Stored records

⁂

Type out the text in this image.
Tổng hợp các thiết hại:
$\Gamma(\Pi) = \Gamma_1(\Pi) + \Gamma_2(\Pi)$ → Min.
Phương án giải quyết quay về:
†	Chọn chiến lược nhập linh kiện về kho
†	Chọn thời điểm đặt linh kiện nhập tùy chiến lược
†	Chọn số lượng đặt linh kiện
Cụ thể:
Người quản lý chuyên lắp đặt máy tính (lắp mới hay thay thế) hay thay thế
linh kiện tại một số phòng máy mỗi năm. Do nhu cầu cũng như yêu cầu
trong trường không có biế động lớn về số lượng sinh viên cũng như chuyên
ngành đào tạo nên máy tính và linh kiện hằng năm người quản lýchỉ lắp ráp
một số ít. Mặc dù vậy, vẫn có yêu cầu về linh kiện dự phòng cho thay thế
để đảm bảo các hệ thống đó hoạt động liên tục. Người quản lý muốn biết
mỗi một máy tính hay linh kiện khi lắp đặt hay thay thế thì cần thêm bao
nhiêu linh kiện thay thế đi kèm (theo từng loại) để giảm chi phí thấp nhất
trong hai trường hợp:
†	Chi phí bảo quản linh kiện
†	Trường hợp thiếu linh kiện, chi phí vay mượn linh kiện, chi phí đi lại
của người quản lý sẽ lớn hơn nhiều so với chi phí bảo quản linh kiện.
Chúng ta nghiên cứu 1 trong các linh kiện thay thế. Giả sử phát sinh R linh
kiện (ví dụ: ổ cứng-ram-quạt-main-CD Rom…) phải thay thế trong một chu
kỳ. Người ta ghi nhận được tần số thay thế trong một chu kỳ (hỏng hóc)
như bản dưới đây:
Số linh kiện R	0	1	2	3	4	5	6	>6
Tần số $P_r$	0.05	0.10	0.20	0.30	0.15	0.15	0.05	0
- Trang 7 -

⁂

What you need to do: All of the entries above should be written out again exactly.

Solution for this exercise:
Type out the text in this image.
Tổng hợp các thiết hại:
$\Gamma(\Pi) = \Gamma_1(\Pi) + \Gamma_2(\Pi)$ → Min.
Phương án giải quyết quay về:
†	Chọn chiến lược nhập linh kiện về kho
†	Chọn thời điểm đặt linh kiện nhập tùy chiến lược
†	Chọn số lượng đặt linh kiện
Cụ thể:
Người quản lý chuyên lắp đặt máy tính (lắp mới hay thay thế) hay thay thế
linh kiện tại một số phòng máy mỗi năm. Do nhu cầu cũng như yêu cầu
trong trường không có biế động lớn về số lượng sinh viên cũng như chuyên
ngành đào tạo nên máy tính và linh kiện hằng năm người quản lýchỉ lắp ráp
một số ít. Mặc dù vậy, vẫn có yêu cầu về linh kiện dự phòng cho thay thế
để đảm bảo các hệ thống đó hoạt động liên tục. Người quản lý muốn biết
mỗi một máy tính hay linh kiện khi lắp đặt hay thay thế thì cần thêm bao
nhiêu linh kiện thay thế đi kèm (theo từng loại) để giảm chi phí thấp nhất
trong hai trường hợp:
†	Chi phí bảo quản linh kiện
†	Trường hợp thiếu linh kiện, chi phí vay mượn linh kiện, chi phí đi lại
của người quản lý sẽ lớn hơn nhiều so với chi phí bảo quản linh kiện.
Chúng ta nghiên cứu 1 trong các linh kiện thay thế. Giả sử phát sinh R linh
kiện (ví dụ: ổ cứng-ram-quạt-main-CD Rom…) phải thay thế trong một chu
kỳ. Người ta ghi nhận được tần số thay thế trong một chu kỳ (hỏng hóc)
như bản dưới đây:
Số linh kiện R	0	1	2	3	4	5	6	>6
Tần số $P_r$	0.05	0.10	0.20	0.30	0.15	0.15	0.05	0
- Trang 7 -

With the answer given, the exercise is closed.